» WHAT THE TASK ASKS: Determine the number of lines containing the word "Stream". Reply with it and nothing else.

» RECORD LIST:
++++++++++

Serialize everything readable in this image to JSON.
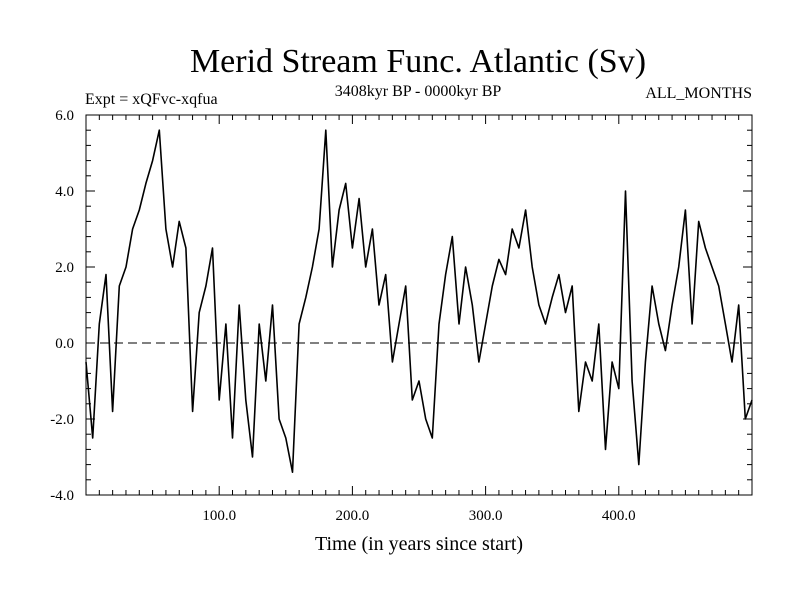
{
  "chart_data": {
    "type": "line",
    "title": "Merid Stream Func. Atlantic (Sv)",
    "subtitle_left": "Expt = xQFvc-xqfua",
    "subtitle_center": "3408kyr BP - 0000kyr BP",
    "subtitle_right": "ALL_MONTHS",
    "xlabel": "Time (in years since start)",
    "ylabel": "",
    "xlim": [
      0,
      500
    ],
    "ylim": [
      -4.0,
      6.0
    ],
    "xticks": [
      100,
      200,
      300,
      400
    ],
    "xtick_labels": [
      "100.0",
      "200.0",
      "300.0",
      "400.0"
    ],
    "yticks": [
      -4,
      -2,
      0,
      2,
      4,
      6
    ],
    "ytick_labels": [
      "-4.0",
      "-2.0",
      "0.0",
      "2.0",
      "4.0",
      "6.0"
    ],
    "reference_line": 0.0,
    "series": [
      {
        "name": "Merid Stream Func. Atlantic",
        "color": "#000000",
        "x": [
          0,
          5,
          10,
          15,
          20,
          25,
          30,
          35,
          40,
          45,
          50,
          55,
          60,
          65,
          70,
          75,
          80,
          85,
          90,
          95,
          100,
          105,
          110,
          115,
          120,
          125,
          130,
          135,
          140,
          145,
          150,
          155,
          160,
          165,
          170,
          175,
          180,
          185,
          190,
          195,
          200,
          205,
          210,
          215,
          220,
          225,
          230,
          235,
          240,
          245,
          250,
          255,
          260,
          265,
          270,
          275,
          280,
          285,
          290,
          295,
          300,
          305,
          310,
          315,
          320,
          325,
          330,
          335,
          340,
          345,
          350,
          355,
          360,
          365,
          370,
          375,
          380,
          385,
          390,
          395,
          400,
          405,
          410,
          415,
          420,
          425,
          430,
          435,
          440,
          445,
          450,
          455,
          460,
          465,
          470,
          475,
          480,
          485,
          490,
          495,
          500
        ],
        "values": [
          -0.5,
          -2.5,
          0.5,
          1.8,
          -1.8,
          1.5,
          2.0,
          3.0,
          3.5,
          4.2,
          4.8,
          5.6,
          3.0,
          2.0,
          3.2,
          2.5,
          -1.8,
          0.8,
          1.5,
          2.5,
          -1.5,
          0.5,
          -2.5,
          1.0,
          -1.5,
          -3.0,
          0.5,
          -1.0,
          1.0,
          -2.0,
          -2.5,
          -3.4,
          0.5,
          1.2,
          2.0,
          3.0,
          5.6,
          2.0,
          3.5,
          4.2,
          2.5,
          3.8,
          2.0,
          3.0,
          1.0,
          1.8,
          -0.5,
          0.5,
          1.5,
          -1.5,
          -1.0,
          -2.0,
          -2.5,
          0.5,
          1.8,
          2.8,
          0.5,
          2.0,
          1.0,
          -0.5,
          0.5,
          1.5,
          2.2,
          1.8,
          3.0,
          2.5,
          3.5,
          2.0,
          1.0,
          0.5,
          1.2,
          1.8,
          0.8,
          1.5,
          -1.8,
          -0.5,
          -1.0,
          0.5,
          -2.8,
          -0.5,
          -1.2,
          4.0,
          -1.0,
          -3.2,
          -0.5,
          1.5,
          0.5,
          -0.2,
          1.0,
          2.0,
          3.5,
          0.5,
          3.2,
          2.5,
          2.0,
          1.5,
          0.5,
          -0.5,
          1.0,
          -2.0,
          -1.5
        ]
      }
    ]
  }
}
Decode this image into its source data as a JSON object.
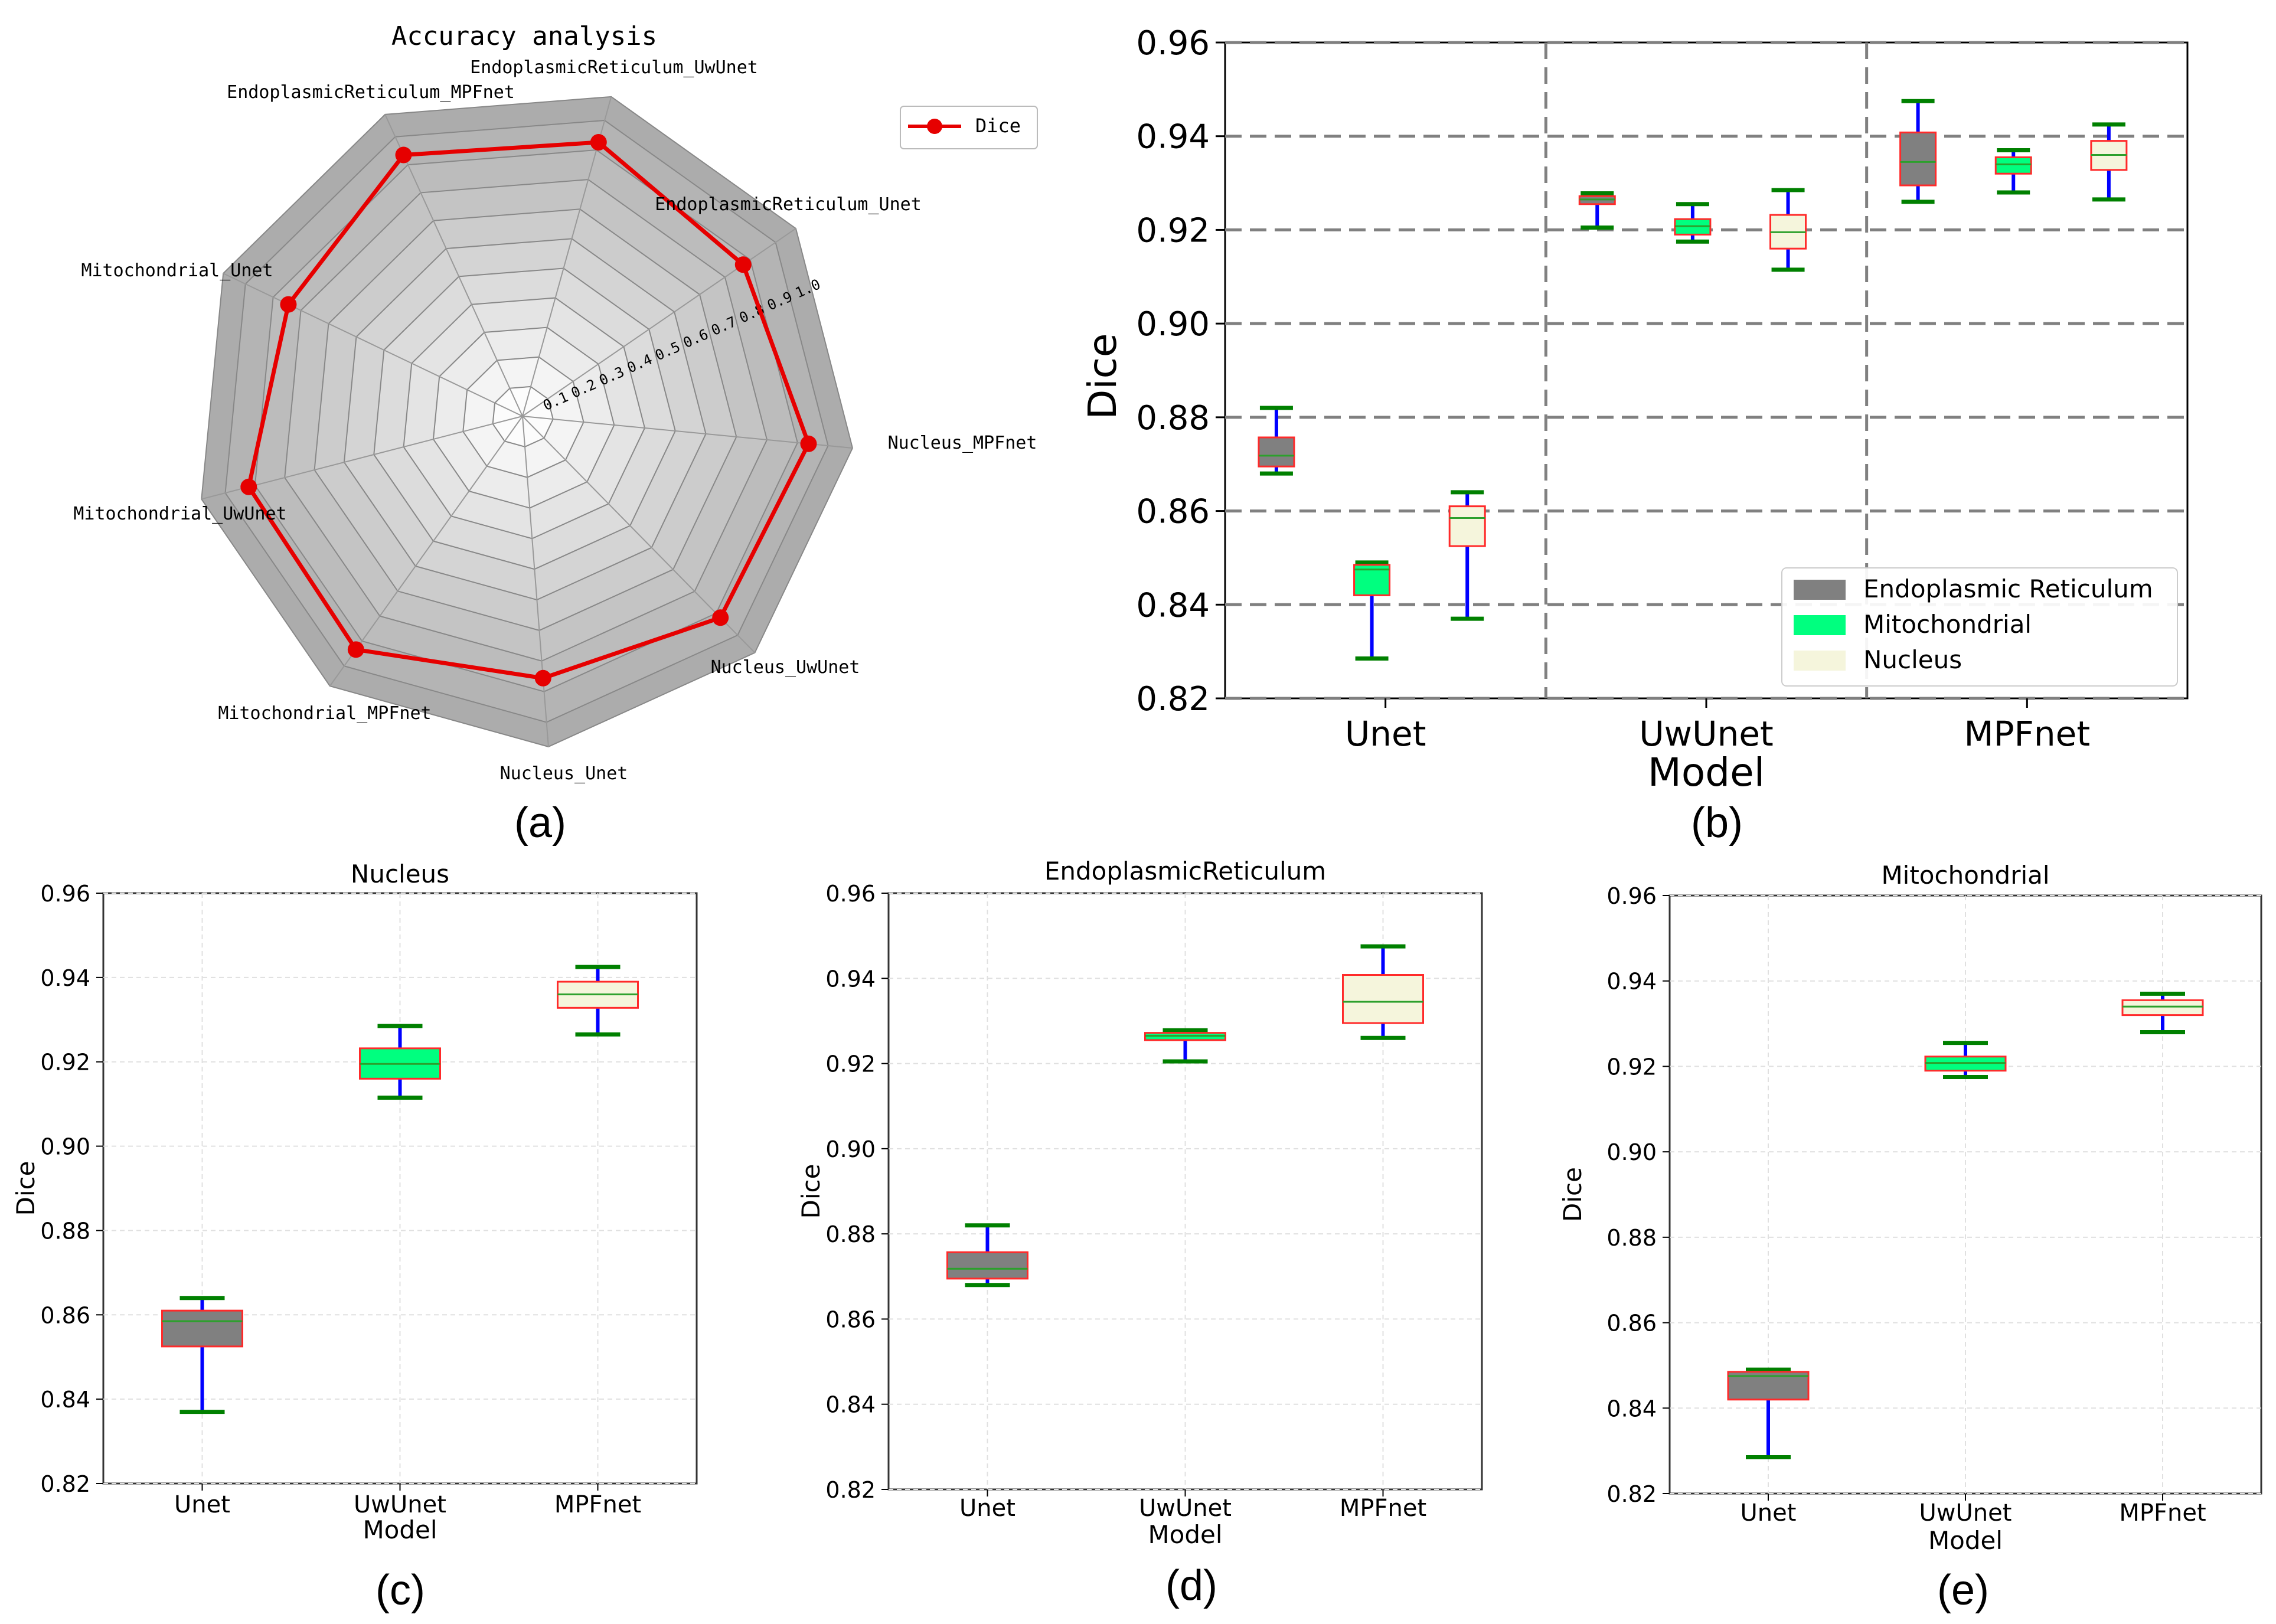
{
  "panel_labels": {
    "a": "(a)",
    "b": "(b)",
    "c": "(c)",
    "d": "(d)",
    "e": "(e)"
  },
  "colors": {
    "er": "#808080",
    "mito": "#00ff7f",
    "nucleus": "#f5f5dc",
    "box_edge": "#ff2a2a",
    "whisker": "#0000ff",
    "cap": "#008000",
    "median": "#2ca02c",
    "radar_line": "#e60000",
    "grid": "#808080"
  },
  "chart_data": [
    {
      "id": "a",
      "type": "radar",
      "title": "Accuracy analysis",
      "rlim": [
        0,
        1.0
      ],
      "radial_ticks": [
        "0.1",
        "0.2",
        "0.3",
        "0.4",
        "0.5",
        "0.6",
        "0.7",
        "0.8",
        "0.9",
        "1.0"
      ],
      "legend": [
        "Dice"
      ],
      "legend_position": "top-right",
      "categories": [
        "EndoplasmicReticulum_UwUnet",
        "EndoplasmicReticulum_Unet",
        "Nucleus_MPFnet",
        "Nucleus_UwUnet",
        "Nucleus_Unet",
        "Mitochondrial_MPFnet",
        "Mitochondrial_UwUnet",
        "Mitochondrial_Unet",
        "EndoplasmicReticulum_MPFnet"
      ],
      "series": [
        {
          "name": "Dice",
          "values": [
            0.926,
            0.872,
            0.936,
            0.92,
            0.856,
            0.934,
            0.921,
            0.845,
            0.935
          ]
        }
      ]
    },
    {
      "id": "b",
      "type": "box",
      "xlabel": "Model",
      "ylabel": "Dice",
      "ylim": [
        0.82,
        0.96
      ],
      "yticks": [
        "0.82",
        "0.84",
        "0.86",
        "0.88",
        "0.90",
        "0.92",
        "0.94",
        "0.96"
      ],
      "categories": [
        "Unet",
        "UwUnet",
        "MPFnet"
      ],
      "grid": "dashed horizontal",
      "legend": [
        "Endoplasmic Reticulum",
        "Mitochondrial",
        "Nucleus"
      ],
      "legend_position": "lower-right",
      "series": [
        {
          "name": "Endoplasmic Reticulum",
          "boxes": [
            {
              "min": 0.868,
              "q1": 0.8695,
              "median": 0.8718,
              "q3": 0.8757,
              "max": 0.882
            },
            {
              "min": 0.9205,
              "q1": 0.9255,
              "median": 0.9265,
              "q3": 0.9272,
              "max": 0.9278
            },
            {
              "min": 0.926,
              "q1": 0.9295,
              "median": 0.9345,
              "q3": 0.9408,
              "max": 0.9475
            }
          ]
        },
        {
          "name": "Mitochondrial",
          "boxes": [
            {
              "min": 0.8285,
              "q1": 0.842,
              "median": 0.8475,
              "q3": 0.8485,
              "max": 0.849
            },
            {
              "min": 0.9175,
              "q1": 0.919,
              "median": 0.9208,
              "q3": 0.9223,
              "max": 0.9255
            },
            {
              "min": 0.928,
              "q1": 0.932,
              "median": 0.934,
              "q3": 0.9355,
              "max": 0.937
            }
          ]
        },
        {
          "name": "Nucleus",
          "boxes": [
            {
              "min": 0.837,
              "q1": 0.8525,
              "median": 0.8585,
              "q3": 0.861,
              "max": 0.864
            },
            {
              "min": 0.9115,
              "q1": 0.916,
              "median": 0.9195,
              "q3": 0.9232,
              "max": 0.9285
            },
            {
              "min": 0.9265,
              "q1": 0.9328,
              "median": 0.936,
              "q3": 0.939,
              "max": 0.9425
            }
          ]
        }
      ]
    },
    {
      "id": "c",
      "type": "box",
      "title": "Nucleus",
      "xlabel": "Model",
      "ylabel": "Dice",
      "ylim": [
        0.82,
        0.96
      ],
      "yticks": [
        "0.82",
        "0.84",
        "0.86",
        "0.88",
        "0.90",
        "0.92",
        "0.94",
        "0.96"
      ],
      "categories": [
        "Unet",
        "UwUnet",
        "MPFnet"
      ],
      "grid": "light dashed",
      "boxes": [
        {
          "min": 0.837,
          "q1": 0.8525,
          "median": 0.8585,
          "q3": 0.861,
          "max": 0.864
        },
        {
          "min": 0.9115,
          "q1": 0.916,
          "median": 0.9195,
          "q3": 0.9232,
          "max": 0.9285
        },
        {
          "min": 0.9265,
          "q1": 0.9328,
          "median": 0.936,
          "q3": 0.939,
          "max": 0.9425
        }
      ]
    },
    {
      "id": "d",
      "type": "box",
      "title": "EndoplasmicReticulum",
      "xlabel": "Model",
      "ylabel": "Dice",
      "ylim": [
        0.82,
        0.96
      ],
      "yticks": [
        "0.82",
        "0.84",
        "0.86",
        "0.88",
        "0.90",
        "0.92",
        "0.94",
        "0.96"
      ],
      "categories": [
        "Unet",
        "UwUnet",
        "MPFnet"
      ],
      "grid": "light dashed",
      "boxes": [
        {
          "min": 0.868,
          "q1": 0.8695,
          "median": 0.8718,
          "q3": 0.8757,
          "max": 0.882
        },
        {
          "min": 0.9205,
          "q1": 0.9255,
          "median": 0.9265,
          "q3": 0.9272,
          "max": 0.9278
        },
        {
          "min": 0.926,
          "q1": 0.9295,
          "median": 0.9345,
          "q3": 0.9408,
          "max": 0.9475
        }
      ]
    },
    {
      "id": "e",
      "type": "box",
      "title": "Mitochondrial",
      "xlabel": "Model",
      "ylabel": "Dice",
      "ylim": [
        0.82,
        0.96
      ],
      "yticks": [
        "0.82",
        "0.84",
        "0.86",
        "0.88",
        "0.90",
        "0.92",
        "0.94",
        "0.96"
      ],
      "categories": [
        "Unet",
        "UwUnet",
        "MPFnet"
      ],
      "grid": "light dashed",
      "boxes": [
        {
          "min": 0.8285,
          "q1": 0.842,
          "median": 0.8475,
          "q3": 0.8485,
          "max": 0.849
        },
        {
          "min": 0.9175,
          "q1": 0.919,
          "median": 0.9208,
          "q3": 0.9223,
          "max": 0.9255
        },
        {
          "min": 0.928,
          "q1": 0.932,
          "median": 0.934,
          "q3": 0.9355,
          "max": 0.937
        }
      ]
    }
  ]
}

++++++++++

» SOLUTION TO THIS EXERCISE: 2